(Dataset records on visual material)
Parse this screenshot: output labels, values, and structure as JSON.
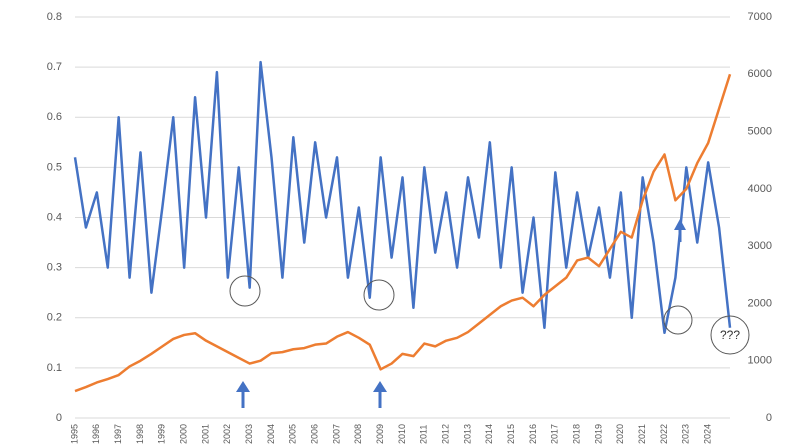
{
  "chart_data": {
    "type": "line",
    "x": [
      1995,
      1995.5,
      1996,
      1996.5,
      1997,
      1997.5,
      1998,
      1998.5,
      1999,
      1999.5,
      2000,
      2000.5,
      2001,
      2001.5,
      2002,
      2002.5,
      2003,
      2003.5,
      2004,
      2004.5,
      2005,
      2005.5,
      2006,
      2006.5,
      2007,
      2007.5,
      2008,
      2008.5,
      2009,
      2009.5,
      2010,
      2010.5,
      2011,
      2011.5,
      2012,
      2012.5,
      2013,
      2013.5,
      2014,
      2014.5,
      2015,
      2015.5,
      2016,
      2016.5,
      2017,
      2017.5,
      2018,
      2018.5,
      2019,
      2019.5,
      2020,
      2020.5,
      2021,
      2021.5,
      2022,
      2022.5,
      2023,
      2023.5,
      2024,
      2024.5,
      2025
    ],
    "series": [
      {
        "color": "#4472c4",
        "axis": "y",
        "values": [
          0.52,
          0.38,
          0.45,
          0.3,
          0.6,
          0.28,
          0.53,
          0.25,
          0.42,
          0.6,
          0.3,
          0.64,
          0.4,
          0.69,
          0.28,
          0.5,
          0.26,
          0.71,
          0.52,
          0.28,
          0.56,
          0.35,
          0.55,
          0.4,
          0.52,
          0.28,
          0.42,
          0.24,
          0.52,
          0.32,
          0.48,
          0.22,
          0.5,
          0.33,
          0.45,
          0.3,
          0.48,
          0.36,
          0.55,
          0.3,
          0.5,
          0.25,
          0.4,
          0.18,
          0.49,
          0.3,
          0.45,
          0.32,
          0.42,
          0.28,
          0.45,
          0.2,
          0.48,
          0.35,
          0.17,
          0.28,
          0.5,
          0.35,
          0.51,
          0.38,
          0.18
        ]
      },
      {
        "color": "#ed7d31",
        "axis": "y2",
        "values": [
          470,
          540,
          620,
          680,
          750,
          900,
          1000,
          1120,
          1250,
          1380,
          1450,
          1480,
          1350,
          1250,
          1150,
          1050,
          950,
          1000,
          1130,
          1150,
          1200,
          1220,
          1280,
          1300,
          1420,
          1500,
          1400,
          1280,
          850,
          950,
          1120,
          1080,
          1300,
          1250,
          1350,
          1400,
          1500,
          1650,
          1800,
          1950,
          2050,
          2100,
          1950,
          2150,
          2300,
          2450,
          2750,
          2800,
          2650,
          2950,
          3250,
          3150,
          3800,
          4300,
          4600,
          3800,
          4000,
          4450,
          4800,
          5400,
          6000
        ]
      }
    ],
    "xlim": [
      1995,
      2025
    ],
    "xticks": [
      1995,
      1996,
      1997,
      1998,
      1999,
      2000,
      2001,
      2002,
      2003,
      2004,
      2005,
      2006,
      2007,
      2008,
      2009,
      2010,
      2011,
      2012,
      2013,
      2014,
      2015,
      2016,
      2017,
      2018,
      2019,
      2020,
      2021,
      2022,
      2023,
      2024
    ],
    "ylim": [
      0,
      0.8
    ],
    "yticks": [
      0,
      0.1,
      0.2,
      0.3,
      0.4,
      0.5,
      0.6,
      0.7,
      0.8
    ],
    "y2lim": [
      0,
      7000
    ],
    "y2ticks": [
      0,
      1000,
      2000,
      3000,
      4000,
      5000,
      6000,
      7000
    ],
    "grid": true,
    "annotation": "???"
  }
}
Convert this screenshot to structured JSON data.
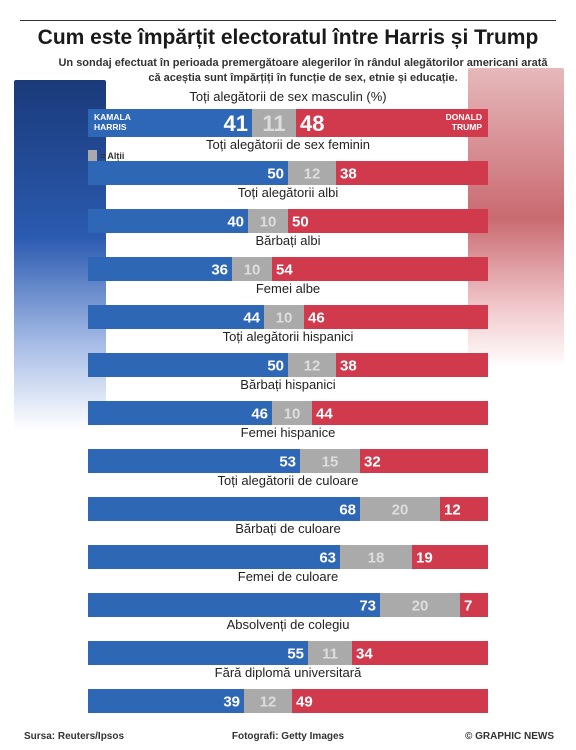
{
  "title": "Cum este împărțit electoratul între Harris și Trump",
  "subtitle": "Un sondaj efectuat în perioada premergătoare alegerilor în rândul alegătorilor americani arată că aceștia sunt împărțiți în funcție de sex, etnie și educație.",
  "legend_other": "= Alții",
  "candidates": {
    "harris": "KAMALA HARRIS",
    "trump": "DONALD TRUMP"
  },
  "colors": {
    "harris": "#2f67b7",
    "other": "#aaaaaa",
    "trump": "#d13a4d"
  },
  "footer": {
    "source": "Sursa: Reuters/Ipsos",
    "photos": "Fotografi: Getty Images",
    "credit": "© GRAPHIC NEWS"
  },
  "chart_data": {
    "type": "bar",
    "stacked": true,
    "orientation": "horizontal",
    "categories": [
      "Toți alegătorii de sex masculin (%)",
      "Toți alegătorii de sex feminin",
      "Toți alegătorii albi",
      "Bărbați albi",
      "Femei albe",
      "Toți alegătorii hispanici",
      "Bărbați hispanici",
      "Femei hispanice",
      "Toți alegătorii de culoare",
      "Bărbați de culoare",
      "Femei de culoare",
      "Absolvenți de colegiu",
      "Fără diplomă universitară"
    ],
    "series": [
      {
        "name": "KAMALA HARRIS",
        "values": [
          41,
          50,
          40,
          36,
          44,
          50,
          46,
          53,
          68,
          63,
          73,
          55,
          39
        ]
      },
      {
        "name": "Alții",
        "values": [
          11,
          12,
          10,
          10,
          10,
          12,
          10,
          15,
          20,
          18,
          20,
          11,
          12
        ]
      },
      {
        "name": "DONALD TRUMP",
        "values": [
          48,
          38,
          50,
          54,
          46,
          38,
          44,
          32,
          12,
          19,
          7,
          34,
          49
        ]
      }
    ],
    "xlim": [
      0,
      100
    ]
  }
}
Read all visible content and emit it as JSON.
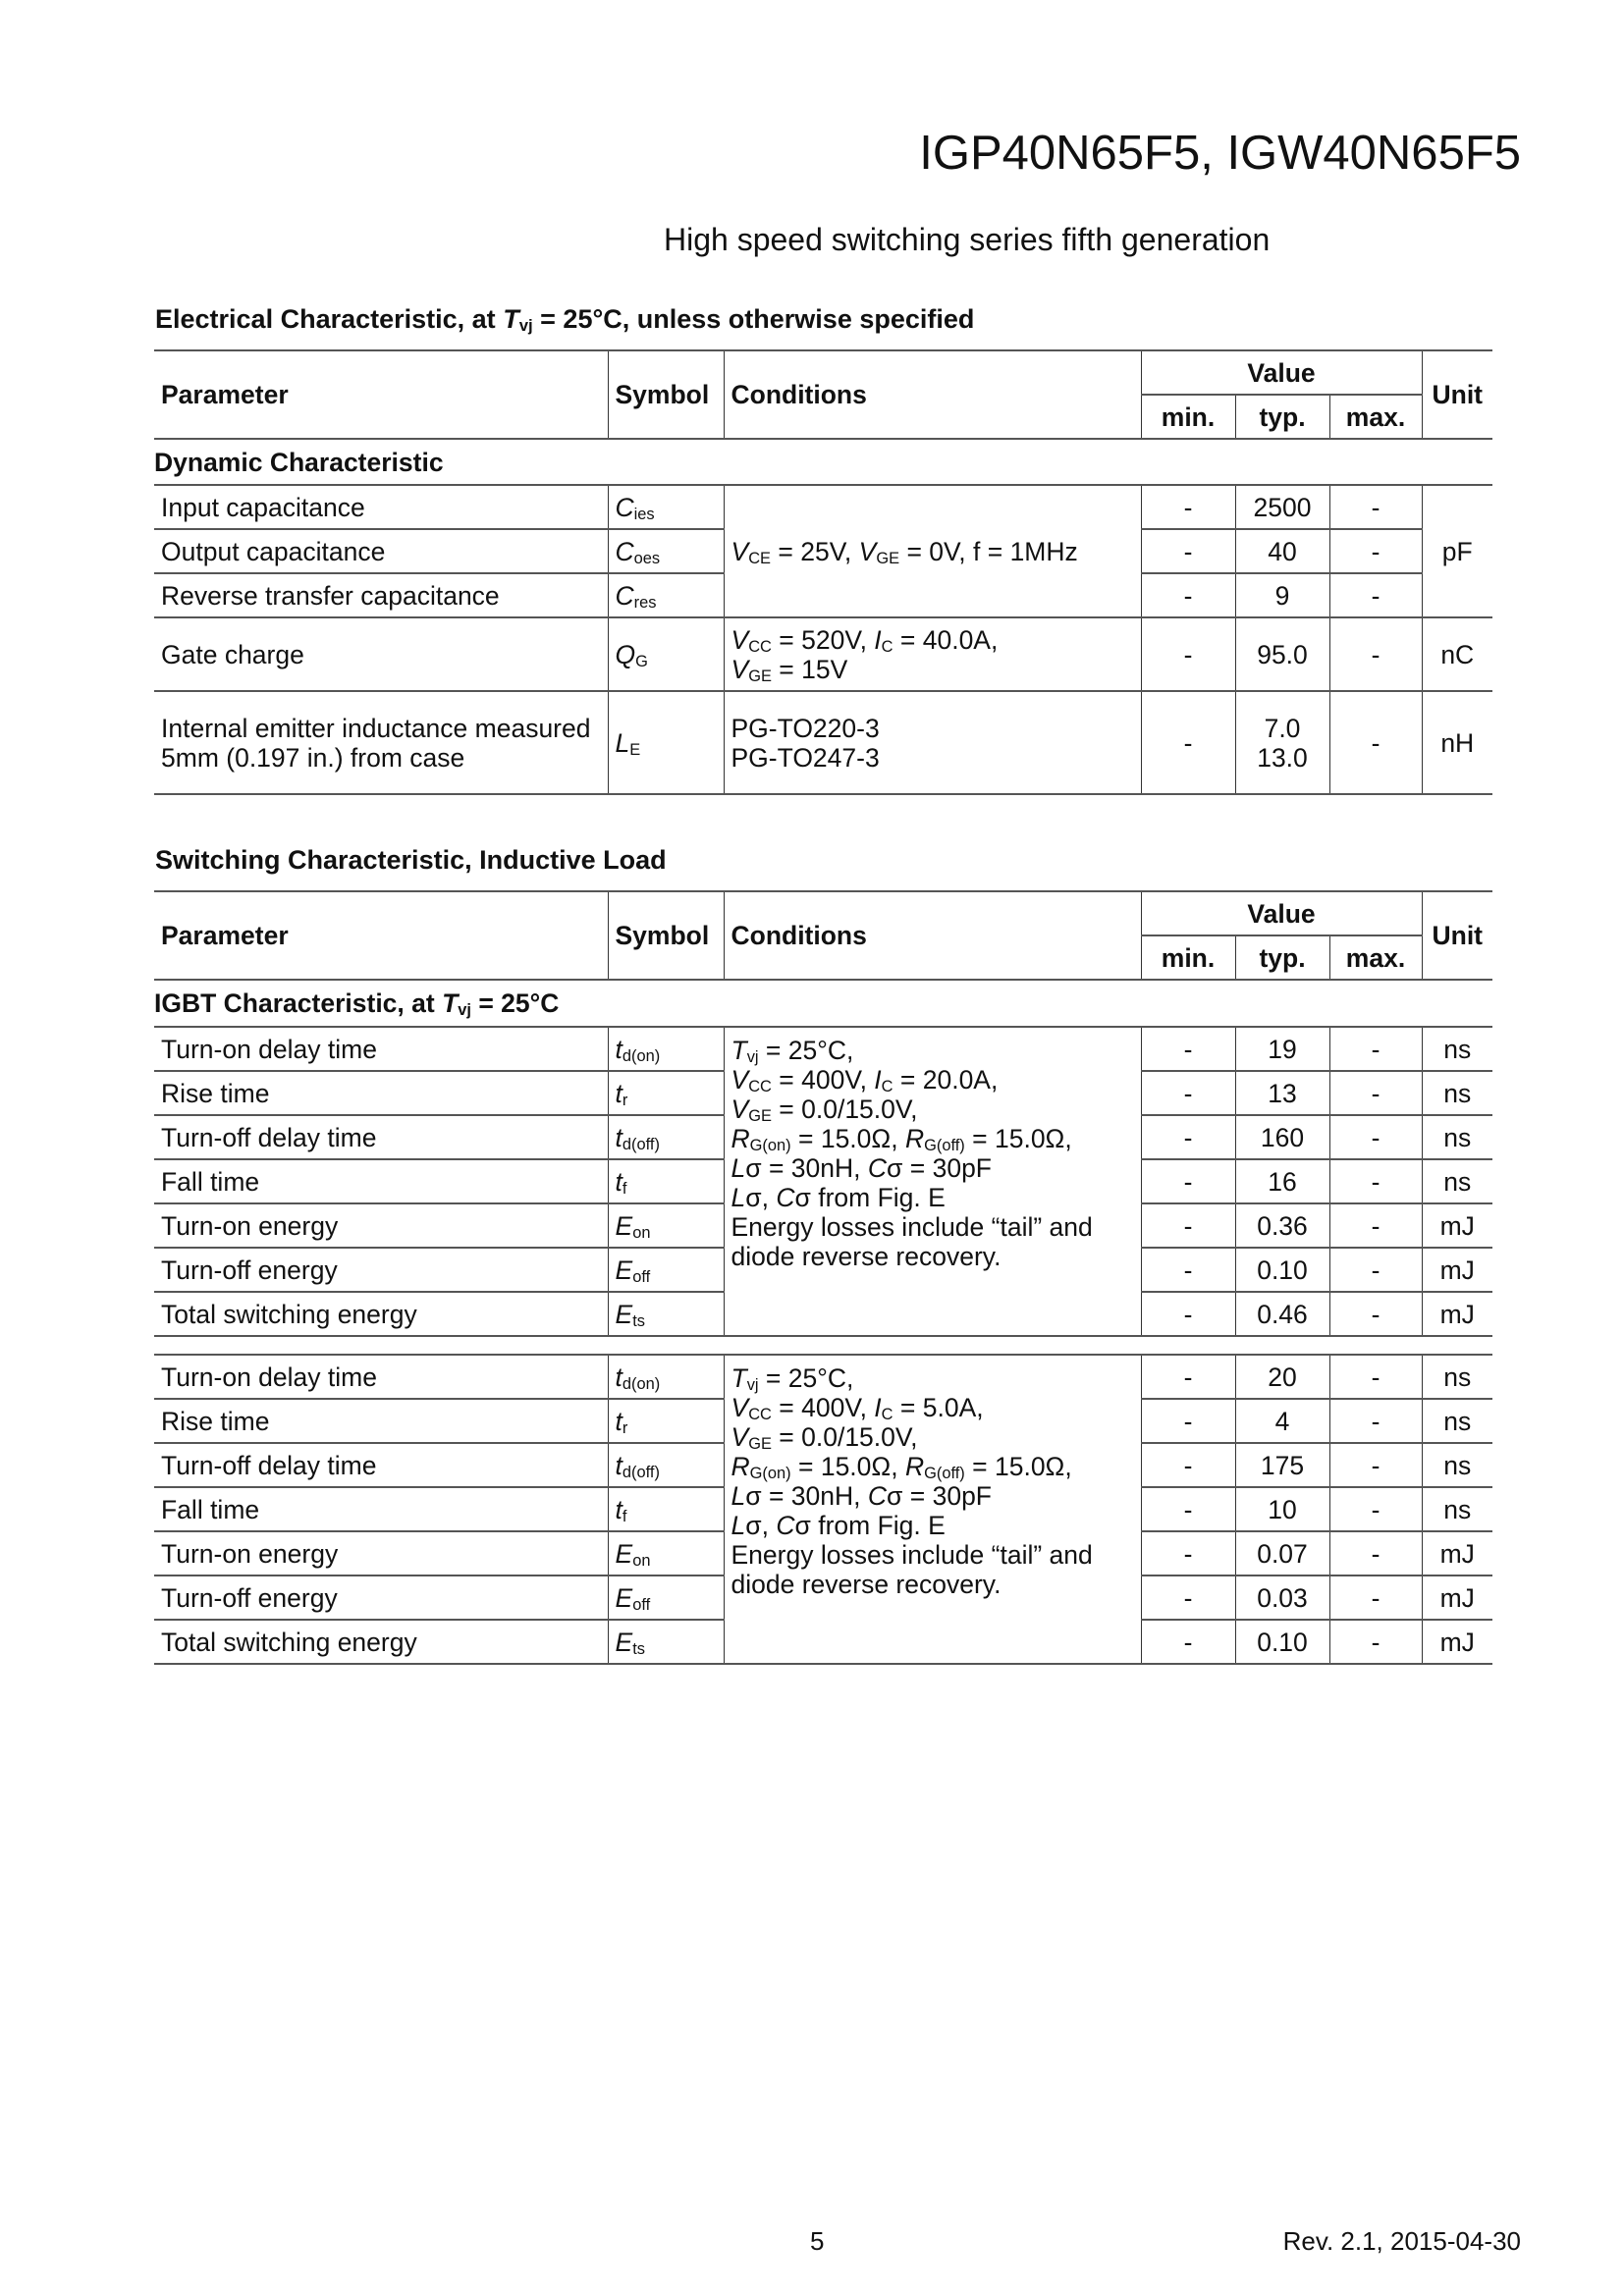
{
  "header": {
    "title": "IGP40N65F5, IGW40N65F5",
    "subtitle": "High speed switching series fifth generation"
  },
  "table_headers": {
    "parameter": "Parameter",
    "symbol": "Symbol",
    "conditions": "Conditions",
    "value": "Value",
    "min": "min.",
    "typ": "typ.",
    "max": "max.",
    "unit": "Unit"
  },
  "electrical": {
    "heading": [
      [
        "Electrical Characteristic, at ",
        ""
      ],
      [
        "T",
        "i"
      ],
      [
        "vj",
        "sub"
      ],
      [
        " = 25°C, unless otherwise specified",
        ""
      ]
    ],
    "subheading": [
      [
        "Dynamic Characteristic",
        ""
      ]
    ],
    "groups": [
      {
        "conditions": [
          [
            [
              "V",
              "i"
            ],
            [
              "CE",
              "sub"
            ],
            [
              " = 25V, ",
              ""
            ],
            [
              "V",
              "i"
            ],
            [
              "GE",
              "sub"
            ],
            [
              " = 0V, f = 1MHz",
              ""
            ]
          ]
        ],
        "unit": "pF",
        "rows": [
          {
            "parameter": "Input capacitance",
            "symbol": [
              [
                "C",
                "i"
              ],
              [
                "ies",
                "sub"
              ]
            ],
            "min": "-",
            "typ": "2500",
            "max": "-"
          },
          {
            "parameter": "Output capacitance",
            "symbol": [
              [
                "C",
                "i"
              ],
              [
                "oes",
                "sub"
              ]
            ],
            "min": "-",
            "typ": "40",
            "max": "-"
          },
          {
            "parameter": "Reverse transfer capacitance",
            "symbol": [
              [
                "C",
                "i"
              ],
              [
                "res",
                "sub"
              ]
            ],
            "min": "-",
            "typ": "9",
            "max": "-"
          }
        ]
      },
      {
        "conditions": [
          [
            [
              "V",
              "i"
            ],
            [
              "CC",
              "sub"
            ],
            [
              " = 520V, ",
              ""
            ],
            [
              "I",
              "i"
            ],
            [
              "C",
              "sub"
            ],
            [
              " = 40.0A,",
              ""
            ]
          ],
          [
            [
              "V",
              "i"
            ],
            [
              "GE",
              "sub"
            ],
            [
              " = 15V",
              ""
            ]
          ]
        ],
        "unit": "nC",
        "rows": [
          {
            "parameter": "Gate charge",
            "symbol": [
              [
                "Q",
                "i"
              ],
              [
                "G",
                "sub"
              ]
            ],
            "min": "-",
            "typ": "95.0",
            "max": "-"
          }
        ]
      },
      {
        "conditions": [
          [
            [
              "PG-TO220-3",
              ""
            ]
          ],
          [
            [
              "PG-TO247-3",
              ""
            ]
          ]
        ],
        "unit": "nH",
        "rows": [
          {
            "parameter": "Internal emitter inductance measured 5mm (0.197 in.) from case",
            "symbol": [
              [
                "L",
                "i"
              ],
              [
                "E",
                "sub"
              ]
            ],
            "min": "-",
            "typ": "7.0\n13.0",
            "max": "-"
          }
        ]
      }
    ]
  },
  "switching": {
    "heading": [
      [
        "Switching Characteristic, Inductive Load",
        ""
      ]
    ],
    "subheading": [
      [
        "IGBT Characteristic, at ",
        ""
      ],
      [
        "T",
        "i"
      ],
      [
        "vj",
        "sub"
      ],
      [
        " = 25°C",
        ""
      ]
    ],
    "groups": [
      {
        "conditions": [
          [
            [
              "T",
              "i"
            ],
            [
              "vj",
              "sub"
            ],
            [
              " = 25°C,",
              ""
            ]
          ],
          [
            [
              "V",
              "i"
            ],
            [
              "CC",
              "sub"
            ],
            [
              " = 400V, ",
              ""
            ],
            [
              "I",
              "i"
            ],
            [
              "C",
              "sub"
            ],
            [
              " = 20.0A,",
              ""
            ]
          ],
          [
            [
              "V",
              "i"
            ],
            [
              "GE",
              "sub"
            ],
            [
              " = 0.0/15.0V,",
              ""
            ]
          ],
          [
            [
              "R",
              "i"
            ],
            [
              "G(on)",
              "sub"
            ],
            [
              " = 15.0Ω, ",
              ""
            ],
            [
              "R",
              "i"
            ],
            [
              "G(off)",
              "sub"
            ],
            [
              " = 15.0Ω,",
              ""
            ]
          ],
          [
            [
              "L",
              "i"
            ],
            [
              "σ = 30nH, ",
              ""
            ],
            [
              "C",
              "i"
            ],
            [
              "σ = 30pF",
              ""
            ]
          ],
          [
            [
              "L",
              "i"
            ],
            [
              "σ, ",
              ""
            ],
            [
              "C",
              "i"
            ],
            [
              "σ from Fig. E",
              ""
            ]
          ],
          [
            [
              "Energy losses include “tail” and",
              ""
            ]
          ],
          [
            [
              "diode reverse recovery.",
              ""
            ]
          ]
        ],
        "rows": [
          {
            "parameter": "Turn-on delay time",
            "symbol": [
              [
                "t",
                "i"
              ],
              [
                "d(on)",
                "sub"
              ]
            ],
            "min": "-",
            "typ": "19",
            "max": "-",
            "unit": "ns"
          },
          {
            "parameter": "Rise time",
            "symbol": [
              [
                "t",
                "i"
              ],
              [
                "r",
                "sub"
              ]
            ],
            "min": "-",
            "typ": "13",
            "max": "-",
            "unit": "ns"
          },
          {
            "parameter": "Turn-off delay time",
            "symbol": [
              [
                "t",
                "i"
              ],
              [
                "d(off)",
                "sub"
              ]
            ],
            "min": "-",
            "typ": "160",
            "max": "-",
            "unit": "ns"
          },
          {
            "parameter": "Fall time",
            "symbol": [
              [
                "t",
                "i"
              ],
              [
                "f",
                "sub"
              ]
            ],
            "min": "-",
            "typ": "16",
            "max": "-",
            "unit": "ns"
          },
          {
            "parameter": "Turn-on energy",
            "symbol": [
              [
                "E",
                "i"
              ],
              [
                "on",
                "sub"
              ]
            ],
            "min": "-",
            "typ": "0.36",
            "max": "-",
            "unit": "mJ"
          },
          {
            "parameter": "Turn-off energy",
            "symbol": [
              [
                "E",
                "i"
              ],
              [
                "off",
                "sub"
              ]
            ],
            "min": "-",
            "typ": "0.10",
            "max": "-",
            "unit": "mJ"
          },
          {
            "parameter": "Total switching energy",
            "symbol": [
              [
                "E",
                "i"
              ],
              [
                "ts",
                "sub"
              ]
            ],
            "min": "-",
            "typ": "0.46",
            "max": "-",
            "unit": "mJ"
          }
        ]
      },
      {
        "conditions": [
          [
            [
              "T",
              "i"
            ],
            [
              "vj",
              "sub"
            ],
            [
              " = 25°C,",
              ""
            ]
          ],
          [
            [
              "V",
              "i"
            ],
            [
              "CC",
              "sub"
            ],
            [
              " = 400V, ",
              ""
            ],
            [
              "I",
              "i"
            ],
            [
              "C",
              "sub"
            ],
            [
              " = 5.0A,",
              ""
            ]
          ],
          [
            [
              "V",
              "i"
            ],
            [
              "GE",
              "sub"
            ],
            [
              " = 0.0/15.0V,",
              ""
            ]
          ],
          [
            [
              "R",
              "i"
            ],
            [
              "G(on)",
              "sub"
            ],
            [
              " = 15.0Ω, ",
              ""
            ],
            [
              "R",
              "i"
            ],
            [
              "G(off)",
              "sub"
            ],
            [
              " = 15.0Ω,",
              ""
            ]
          ],
          [
            [
              "L",
              "i"
            ],
            [
              "σ = 30nH, ",
              ""
            ],
            [
              "C",
              "i"
            ],
            [
              "σ = 30pF",
              ""
            ]
          ],
          [
            [
              "L",
              "i"
            ],
            [
              "σ, ",
              ""
            ],
            [
              "C",
              "i"
            ],
            [
              "σ from Fig. E",
              ""
            ]
          ],
          [
            [
              "Energy losses include “tail” and",
              ""
            ]
          ],
          [
            [
              "diode reverse recovery.",
              ""
            ]
          ]
        ],
        "rows": [
          {
            "parameter": "Turn-on delay time",
            "symbol": [
              [
                "t",
                "i"
              ],
              [
                "d(on)",
                "sub"
              ]
            ],
            "min": "-",
            "typ": "20",
            "max": "-",
            "unit": "ns"
          },
          {
            "parameter": "Rise time",
            "symbol": [
              [
                "t",
                "i"
              ],
              [
                "r",
                "sub"
              ]
            ],
            "min": "-",
            "typ": "4",
            "max": "-",
            "unit": "ns"
          },
          {
            "parameter": "Turn-off delay time",
            "symbol": [
              [
                "t",
                "i"
              ],
              [
                "d(off)",
                "sub"
              ]
            ],
            "min": "-",
            "typ": "175",
            "max": "-",
            "unit": "ns"
          },
          {
            "parameter": "Fall time",
            "symbol": [
              [
                "t",
                "i"
              ],
              [
                "f",
                "sub"
              ]
            ],
            "min": "-",
            "typ": "10",
            "max": "-",
            "unit": "ns"
          },
          {
            "parameter": "Turn-on energy",
            "symbol": [
              [
                "E",
                "i"
              ],
              [
                "on",
                "sub"
              ]
            ],
            "min": "-",
            "typ": "0.07",
            "max": "-",
            "unit": "mJ"
          },
          {
            "parameter": "Turn-off energy",
            "symbol": [
              [
                "E",
                "i"
              ],
              [
                "off",
                "sub"
              ]
            ],
            "min": "-",
            "typ": "0.03",
            "max": "-",
            "unit": "mJ"
          },
          {
            "parameter": "Total switching energy",
            "symbol": [
              [
                "E",
                "i"
              ],
              [
                "ts",
                "sub"
              ]
            ],
            "min": "-",
            "typ": "0.10",
            "max": "-",
            "unit": "mJ"
          }
        ]
      }
    ]
  },
  "footer": {
    "page_number": "5",
    "revision": "Rev. 2.1,  2015-04-30"
  }
}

TASK TO COMPLETE: Collect each line of the entries that has the word "subtitle", copying it in full.

SOLUTION FOR THIS TASK:
  "subtitle": "Un sondaj efectuat în perioada premergătoare alegerilor în rândul alegătorilor americani arată că aceștia sunt împărțiți în funcție de sex, etnie și educație.",
    "subtitle": "High speed switching series fifth generation"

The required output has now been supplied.